— begin Dataset content —

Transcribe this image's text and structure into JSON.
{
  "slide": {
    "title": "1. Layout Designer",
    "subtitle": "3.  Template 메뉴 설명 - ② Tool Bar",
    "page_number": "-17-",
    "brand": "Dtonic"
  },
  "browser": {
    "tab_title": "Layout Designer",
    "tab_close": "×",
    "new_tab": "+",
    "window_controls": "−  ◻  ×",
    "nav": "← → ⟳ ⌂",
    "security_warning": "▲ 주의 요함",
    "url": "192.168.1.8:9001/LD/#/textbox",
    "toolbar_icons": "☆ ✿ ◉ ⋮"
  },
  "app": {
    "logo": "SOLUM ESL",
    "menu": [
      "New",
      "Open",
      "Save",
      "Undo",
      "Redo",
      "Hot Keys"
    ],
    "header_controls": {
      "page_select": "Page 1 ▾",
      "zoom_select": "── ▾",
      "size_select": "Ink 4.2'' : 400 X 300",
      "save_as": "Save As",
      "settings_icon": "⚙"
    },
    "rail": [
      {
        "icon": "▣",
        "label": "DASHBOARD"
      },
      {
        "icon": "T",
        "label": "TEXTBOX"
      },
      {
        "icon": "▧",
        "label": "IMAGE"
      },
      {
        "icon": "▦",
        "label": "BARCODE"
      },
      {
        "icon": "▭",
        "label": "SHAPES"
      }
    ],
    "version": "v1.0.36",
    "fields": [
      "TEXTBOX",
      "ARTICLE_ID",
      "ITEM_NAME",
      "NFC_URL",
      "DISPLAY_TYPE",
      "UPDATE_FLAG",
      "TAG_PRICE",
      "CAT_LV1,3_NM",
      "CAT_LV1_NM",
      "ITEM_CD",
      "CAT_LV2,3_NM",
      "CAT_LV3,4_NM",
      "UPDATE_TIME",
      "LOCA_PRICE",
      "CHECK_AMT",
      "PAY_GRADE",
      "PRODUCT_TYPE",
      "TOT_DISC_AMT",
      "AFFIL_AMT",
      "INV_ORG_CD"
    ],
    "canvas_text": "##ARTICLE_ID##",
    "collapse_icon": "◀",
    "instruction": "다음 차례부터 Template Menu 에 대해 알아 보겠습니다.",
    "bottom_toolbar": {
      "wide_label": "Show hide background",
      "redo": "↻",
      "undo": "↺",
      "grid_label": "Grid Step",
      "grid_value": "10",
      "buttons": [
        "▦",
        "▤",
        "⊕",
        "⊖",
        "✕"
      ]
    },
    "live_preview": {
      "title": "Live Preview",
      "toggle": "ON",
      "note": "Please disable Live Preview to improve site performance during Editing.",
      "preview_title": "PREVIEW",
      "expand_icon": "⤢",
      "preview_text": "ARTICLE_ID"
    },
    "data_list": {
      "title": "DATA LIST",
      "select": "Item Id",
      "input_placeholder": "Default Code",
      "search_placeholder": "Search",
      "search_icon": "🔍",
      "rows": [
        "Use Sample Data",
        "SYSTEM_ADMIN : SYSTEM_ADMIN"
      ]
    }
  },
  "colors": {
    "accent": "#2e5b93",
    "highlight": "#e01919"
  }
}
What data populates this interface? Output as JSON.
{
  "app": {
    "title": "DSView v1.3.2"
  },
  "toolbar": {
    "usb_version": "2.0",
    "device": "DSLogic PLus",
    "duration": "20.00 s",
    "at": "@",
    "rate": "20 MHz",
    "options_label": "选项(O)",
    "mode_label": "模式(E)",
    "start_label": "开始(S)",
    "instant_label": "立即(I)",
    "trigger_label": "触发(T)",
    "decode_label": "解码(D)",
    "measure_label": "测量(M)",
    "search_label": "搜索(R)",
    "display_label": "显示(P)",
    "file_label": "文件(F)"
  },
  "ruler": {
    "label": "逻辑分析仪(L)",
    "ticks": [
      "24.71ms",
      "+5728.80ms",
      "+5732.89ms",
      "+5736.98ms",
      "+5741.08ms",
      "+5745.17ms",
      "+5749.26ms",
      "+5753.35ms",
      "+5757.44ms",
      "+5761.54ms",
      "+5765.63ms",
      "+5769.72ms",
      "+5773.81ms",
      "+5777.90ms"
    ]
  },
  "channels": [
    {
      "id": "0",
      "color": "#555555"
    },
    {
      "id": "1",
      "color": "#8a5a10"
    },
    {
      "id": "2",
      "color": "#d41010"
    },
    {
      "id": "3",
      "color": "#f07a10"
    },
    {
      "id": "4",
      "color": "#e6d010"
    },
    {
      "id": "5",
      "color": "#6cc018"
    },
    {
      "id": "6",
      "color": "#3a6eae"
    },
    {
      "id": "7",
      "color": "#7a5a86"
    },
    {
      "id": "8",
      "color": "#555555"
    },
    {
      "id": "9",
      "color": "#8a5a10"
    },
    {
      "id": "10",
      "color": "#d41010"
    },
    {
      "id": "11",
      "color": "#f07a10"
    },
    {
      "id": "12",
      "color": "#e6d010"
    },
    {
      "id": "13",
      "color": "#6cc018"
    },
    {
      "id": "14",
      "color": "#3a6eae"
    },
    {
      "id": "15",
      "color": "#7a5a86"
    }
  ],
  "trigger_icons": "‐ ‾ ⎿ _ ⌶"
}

— end Dataset content —

→ Exercise description: Please output every record, keeping each line exact.

→ The response:
Transcribe this image's text and structure into JSON.
{
  "slide": {
    "title": "1. Layout Designer",
    "subtitle": "3.  Template 메뉴 설명 - ② Tool Bar",
    "page_number": "-17-",
    "brand": "Dtonic"
  },
  "browser": {
    "tab_title": "Layout Designer",
    "tab_close": "×",
    "new_tab": "+",
    "window_controls": "−  ◻  ×",
    "nav": "← → ⟳ ⌂",
    "security_warning": "▲ 주의 요함",
    "url": "192.168.1.8:9001/LD/#/textbox",
    "toolbar_icons": "☆ ✿ ◉ ⋮"
  },
  "app": {
    "logo": "SOLUM ESL",
    "menu": [
      "New",
      "Open",
      "Save",
      "Undo",
      "Redo",
      "Hot Keys"
    ],
    "header_controls": {
      "page_select": "Page 1 ▾",
      "zoom_select": "── ▾",
      "size_select": "Ink 4.2'' : 400 X 300",
      "save_as": "Save As",
      "settings_icon": "⚙"
    },
    "rail": [
      {
        "icon": "▣",
        "label": "DASHBOARD"
      },
      {
        "icon": "T",
        "label": "TEXTBOX"
      },
      {
        "icon": "▧",
        "label": "IMAGE"
      },
      {
        "icon": "▦",
        "label": "BARCODE"
      },
      {
        "icon": "▭",
        "label": "SHAPES"
      }
    ],
    "version": "v1.0.36",
    "fields": [
      "TEXTBOX",
      "ARTICLE_ID",
      "ITEM_NAME",
      "NFC_URL",
      "DISPLAY_TYPE",
      "UPDATE_FLAG",
      "TAG_PRICE",
      "CAT_LV1,3_NM",
      "CAT_LV1_NM",
      "ITEM_CD",
      "CAT_LV2,3_NM",
      "CAT_LV3,4_NM",
      "UPDATE_TIME",
      "LOCA_PRICE",
      "CHECK_AMT",
      "PAY_GRADE",
      "PRODUCT_TYPE",
      "TOT_DISC_AMT",
      "AFFIL_AMT",
      "INV_ORG_CD"
    ],
    "canvas_text": "##ARTICLE_ID##",
    "collapse_icon": "◀",
    "instruction": "다음 차례부터 Template Menu 에 대해 알아 보겠습니다.",
    "bottom_toolbar": {
      "wide_label": "Show hide background",
      "redo": "↻",
      "undo": "↺",
      "grid_label": "Grid Step",
      "grid_value": "10",
      "buttons": [
        "▦",
        "▤",
        "⊕",
        "⊖",
        "✕"
      ]
    },
    "live_preview": {
      "title": "Live Preview",
      "toggle": "ON",
      "note": "Please disable Live Preview to improve site performance during Editing.",
      "preview_title": "PREVIEW",
      "expand_icon": "⤢",
      "preview_text": "ARTICLE_ID"
    },
    "data_list": {
      "title": "DATA LIST",
      "select": "Item Id",
      "input_placeholder": "Default Code",
      "search_placeholder": "Search",
      "search_icon": "🔍",
      "rows": [
        "Use Sample Data",
        "SYSTEM_ADMIN : SYSTEM_ADMIN"
      ]
    }
  },
  "colors": {
    "accent": "#2e5b93",
    "highlight": "#e01919"
  }
}
What data populates this interface? Output as JSON.
{
  "app": {
    "title": "DSView v1.3.2"
  },
  "toolbar": {
    "usb_version": "2.0",
    "device": "DSLogic PLus",
    "duration": "20.00 s",
    "at": "@",
    "rate": "20 MHz",
    "options_label": "选项(O)",
    "mode_label": "模式(E)",
    "start_label": "开始(S)",
    "instant_label": "立即(I)",
    "trigger_label": "触发(T)",
    "decode_label": "解码(D)",
    "measure_label": "测量(M)",
    "search_label": "搜索(R)",
    "display_label": "显示(P)",
    "file_label": "文件(F)"
  },
  "ruler": {
    "label": "逻辑分析仪(L)",
    "ticks": [
      "24.71ms",
      "+5728.80ms",
      "+5732.89ms",
      "+5736.98ms",
      "+5741.08ms",
      "+5745.17ms",
      "+5749.26ms",
      "+5753.35ms",
      "+5757.44ms",
      "+5761.54ms",
      "+5765.63ms",
      "+5769.72ms",
      "+5773.81ms",
      "+5777.90ms"
    ]
  },
  "channels": [
    {
      "id": "0",
      "color": "#555555"
    },
    {
      "id": "1",
      "color": "#8a5a10"
    },
    {
      "id": "2",
      "color": "#d41010"
    },
    {
      "id": "3",
      "color": "#f07a10"
    },
    {
      "id": "4",
      "color": "#e6d010"
    },
    {
      "id": "5",
      "color": "#6cc018"
    },
    {
      "id": "6",
      "color": "#3a6eae"
    },
    {
      "id": "7",
      "color": "#7a5a86"
    },
    {
      "id": "8",
      "color": "#555555"
    },
    {
      "id": "9",
      "color": "#8a5a10"
    },
    {
      "id": "10",
      "color": "#d41010"
    },
    {
      "id": "11",
      "color": "#f07a10"
    },
    {
      "id": "12",
      "color": "#e6d010"
    },
    {
      "id": "13",
      "color": "#6cc018"
    },
    {
      "id": "14",
      "color": "#3a6eae"
    },
    {
      "id": "15",
      "color": "#7a5a86"
    }
  ],
  "trigger_icons": "‐ ‾ ⎿ _ ⌶"
}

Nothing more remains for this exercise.